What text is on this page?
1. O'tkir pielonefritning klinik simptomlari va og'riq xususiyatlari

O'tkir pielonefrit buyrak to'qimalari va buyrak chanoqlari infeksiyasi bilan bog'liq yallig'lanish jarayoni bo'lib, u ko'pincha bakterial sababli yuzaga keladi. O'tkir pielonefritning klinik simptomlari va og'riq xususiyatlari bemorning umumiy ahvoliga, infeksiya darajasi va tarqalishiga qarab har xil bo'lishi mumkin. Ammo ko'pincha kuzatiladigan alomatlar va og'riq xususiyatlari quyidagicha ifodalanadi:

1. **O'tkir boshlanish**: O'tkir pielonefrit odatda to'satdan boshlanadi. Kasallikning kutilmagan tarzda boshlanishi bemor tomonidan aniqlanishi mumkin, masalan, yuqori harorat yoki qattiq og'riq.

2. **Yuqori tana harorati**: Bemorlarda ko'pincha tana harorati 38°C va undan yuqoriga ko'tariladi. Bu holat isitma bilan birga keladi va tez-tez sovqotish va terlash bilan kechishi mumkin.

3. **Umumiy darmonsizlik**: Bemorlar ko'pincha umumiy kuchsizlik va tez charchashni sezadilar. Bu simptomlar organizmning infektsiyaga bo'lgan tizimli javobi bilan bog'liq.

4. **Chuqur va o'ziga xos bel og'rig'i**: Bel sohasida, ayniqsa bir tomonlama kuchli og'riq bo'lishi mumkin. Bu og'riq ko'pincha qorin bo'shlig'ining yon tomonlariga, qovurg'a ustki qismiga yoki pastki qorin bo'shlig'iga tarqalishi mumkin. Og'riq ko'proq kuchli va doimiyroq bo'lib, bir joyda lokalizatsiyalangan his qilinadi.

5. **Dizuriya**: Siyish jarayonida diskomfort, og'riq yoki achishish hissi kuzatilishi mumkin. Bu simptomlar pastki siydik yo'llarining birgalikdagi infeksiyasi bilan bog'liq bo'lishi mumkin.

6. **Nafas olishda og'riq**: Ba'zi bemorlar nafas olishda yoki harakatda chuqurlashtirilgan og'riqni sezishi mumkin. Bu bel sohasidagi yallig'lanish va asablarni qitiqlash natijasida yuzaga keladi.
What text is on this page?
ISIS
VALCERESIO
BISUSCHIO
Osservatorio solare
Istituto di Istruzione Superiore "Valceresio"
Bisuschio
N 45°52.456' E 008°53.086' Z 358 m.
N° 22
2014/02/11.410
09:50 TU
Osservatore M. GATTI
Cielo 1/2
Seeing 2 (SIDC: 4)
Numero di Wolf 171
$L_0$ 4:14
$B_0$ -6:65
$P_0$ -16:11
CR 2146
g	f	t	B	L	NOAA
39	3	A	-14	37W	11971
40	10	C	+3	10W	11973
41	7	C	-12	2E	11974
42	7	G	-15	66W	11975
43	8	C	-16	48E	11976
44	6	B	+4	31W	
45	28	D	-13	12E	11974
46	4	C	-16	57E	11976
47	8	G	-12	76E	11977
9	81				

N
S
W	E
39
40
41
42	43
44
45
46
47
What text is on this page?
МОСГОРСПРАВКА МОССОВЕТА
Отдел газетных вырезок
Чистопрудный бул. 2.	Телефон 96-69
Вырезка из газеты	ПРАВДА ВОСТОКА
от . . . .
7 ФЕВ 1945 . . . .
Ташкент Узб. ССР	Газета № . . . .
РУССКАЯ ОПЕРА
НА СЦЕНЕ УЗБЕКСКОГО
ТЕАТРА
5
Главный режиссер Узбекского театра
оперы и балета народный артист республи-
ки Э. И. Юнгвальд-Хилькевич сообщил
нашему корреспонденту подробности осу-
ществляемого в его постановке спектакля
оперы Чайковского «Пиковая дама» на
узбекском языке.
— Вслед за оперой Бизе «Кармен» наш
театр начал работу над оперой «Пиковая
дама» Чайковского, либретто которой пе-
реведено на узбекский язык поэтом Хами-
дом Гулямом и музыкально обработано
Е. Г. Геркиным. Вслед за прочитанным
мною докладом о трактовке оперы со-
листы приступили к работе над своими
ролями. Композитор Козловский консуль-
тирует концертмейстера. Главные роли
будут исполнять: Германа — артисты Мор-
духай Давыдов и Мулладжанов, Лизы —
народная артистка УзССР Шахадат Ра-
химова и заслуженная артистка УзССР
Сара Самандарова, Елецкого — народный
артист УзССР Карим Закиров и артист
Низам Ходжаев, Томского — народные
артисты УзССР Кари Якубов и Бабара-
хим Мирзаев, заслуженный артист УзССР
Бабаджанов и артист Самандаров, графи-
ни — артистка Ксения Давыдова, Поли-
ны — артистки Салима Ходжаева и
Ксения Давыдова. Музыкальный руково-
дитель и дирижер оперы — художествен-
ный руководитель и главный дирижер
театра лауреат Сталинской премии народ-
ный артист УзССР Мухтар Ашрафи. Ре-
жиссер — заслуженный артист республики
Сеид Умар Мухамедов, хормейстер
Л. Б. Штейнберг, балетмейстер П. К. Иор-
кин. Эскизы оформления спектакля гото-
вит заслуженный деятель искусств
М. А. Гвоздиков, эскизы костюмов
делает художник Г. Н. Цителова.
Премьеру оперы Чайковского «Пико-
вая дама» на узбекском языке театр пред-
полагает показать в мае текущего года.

* _What to produce_:
Hand back the material above in full, exactly as written.

* _Response_:
What text is on this page?
1. O'tkir pielonefritning klinik simptomlari va og'riq xususiyatlari

O'tkir pielonefrit buyrak to'qimalari va buyrak chanoqlari infeksiyasi bilan bog'liq yallig'lanish jarayoni bo'lib, u ko'pincha bakterial sababli yuzaga keladi. O'tkir pielonefritning klinik simptomlari va og'riq xususiyatlari bemorning umumiy ahvoliga, infeksiya darajasi va tarqalishiga qarab har xil bo'lishi mumkin. Ammo ko'pincha kuzatiladigan alomatlar va og'riq xususiyatlari quyidagicha ifodalanadi:

1. **O'tkir boshlanish**: O'tkir pielonefrit odatda to'satdan boshlanadi. Kasallikning kutilmagan tarzda boshlanishi bemor tomonidan aniqlanishi mumkin, masalan, yuqori harorat yoki qattiq og'riq.

2. **Yuqori tana harorati**: Bemorlarda ko'pincha tana harorati 38°C va undan yuqoriga ko'tariladi. Bu holat isitma bilan birga keladi va tez-tez sovqotish va terlash bilan kechishi mumkin.

3. **Umumiy darmonsizlik**: Bemorlar ko'pincha umumiy kuchsizlik va tez charchashni sezadilar. Bu simptomlar organizmning infektsiyaga bo'lgan tizimli javobi bilan bog'liq.

4. **Chuqur va o'ziga xos bel og'rig'i**: Bel sohasida, ayniqsa bir tomonlama kuchli og'riq bo'lishi mumkin. Bu og'riq ko'pincha qorin bo'shlig'ining yon tomonlariga, qovurg'a ustki qismiga yoki pastki qorin bo'shlig'iga tarqalishi mumkin. Og'riq ko'proq kuchli va doimiyroq bo'lib, bir joyda lokalizatsiyalangan his qilinadi.

5. **Dizuriya**: Siyish jarayonida diskomfort, og'riq yoki achishish hissi kuzatilishi mumkin. Bu simptomlar pastki siydik yo'llarining birgalikdagi infeksiyasi bilan bog'liq bo'lishi mumkin.

6. **Nafas olishda og'riq**: Ba'zi bemorlar nafas olishda yoki harakatda chuqurlashtirilgan og'riqni sezishi mumkin. Bu bel sohasidagi yallig'lanish va asablarni qitiqlash natijasida yuzaga keladi.
What text is on this page?
ISIS
VALCERESIO
BISUSCHIO
Osservatorio solare
Istituto di Istruzione Superiore "Valceresio"
Bisuschio
N 45°52.456' E 008°53.086' Z 358 m.
N° 22
2014/02/11.410
09:50 TU
Osservatore M. GATTI
Cielo 1/2
Seeing 2 (SIDC: 4)
Numero di Wolf 171
$L_0$ 4:14
$B_0$ -6:65
$P_0$ -16:11
CR 2146
g	f	t	B	L	NOAA
39	3	A	-14	37W	11971
40	10	C	+3	10W	11973
41	7	C	-12	2E	11974
42	7	G	-15	66W	11975
43	8	C	-16	48E	11976
44	6	B	+4	31W	
45	28	D	-13	12E	11974
46	4	C	-16	57E	11976
47	8	G	-12	76E	11977
9	81				

N
S
W	E
39
40
41
42	43
44
45
46
47
What text is on this page?
МОСГОРСПРАВКА МОССОВЕТА
Отдел газетных вырезок
Чистопрудный бул. 2.	Телефон 96-69
Вырезка из газеты	ПРАВДА ВОСТОКА
от . . . .
7 ФЕВ 1945 . . . .
Ташкент Узб. ССР	Газета № . . . .
РУССКАЯ ОПЕРА
НА СЦЕНЕ УЗБЕКСКОГО
ТЕАТРА
5
Главный режиссер Узбекского театра
оперы и балета народный артист республи-
ки Э. И. Юнгвальд-Хилькевич сообщил
нашему корреспонденту подробности осу-
ществляемого в его постановке спектакля
оперы Чайковского «Пиковая дама» на
узбекском языке.
— Вслед за оперой Бизе «Кармен» наш
театр начал работу над оперой «Пиковая
дама» Чайковского, либретто которой пе-
реведено на узбекский язык поэтом Хами-
дом Гулямом и музыкально обработано
Е. Г. Геркиным. Вслед за прочитанным
мною докладом о трактовке оперы со-
листы приступили к работе над своими
ролями. Композитор Козловский консуль-
тирует концертмейстера. Главные роли
будут исполнять: Германа — артисты Мор-
духай Давыдов и Мулладжанов, Лизы —
народная артистка УзССР Шахадат Ра-
химова и заслуженная артистка УзССР
Сара Самандарова, Елецкого — народный
артист УзССР Карим Закиров и артист
Низам Ходжаев, Томского — народные
артисты УзССР Кари Якубов и Бабара-
хим Мирзаев, заслуженный артист УзССР
Бабаджанов и артист Самандаров, графи-
ни — артистка Ксения Давыдова, Поли-
ны — артистки Салима Ходжаева и
Ксения Давыдова. Музыкальный руково-
дитель и дирижер оперы — художествен-
ный руководитель и главный дирижер
театра лауреат Сталинской премии народ-
ный артист УзССР Мухтар Ашрафи. Ре-
жиссер — заслуженный артист республики
Сеид Умар Мухамедов, хормейстер
Л. Б. Штейнберг, балетмейстер П. К. Иор-
кин. Эскизы оформления спектакля гото-
вит заслуженный деятель искусств
М. А. Гвоздиков, эскизы костюмов
делает художник Г. Н. Цителова.
Премьеру оперы Чайковского «Пико-
вая дама» на узбекском языке театр пред-
полагает показать в мае текущего года.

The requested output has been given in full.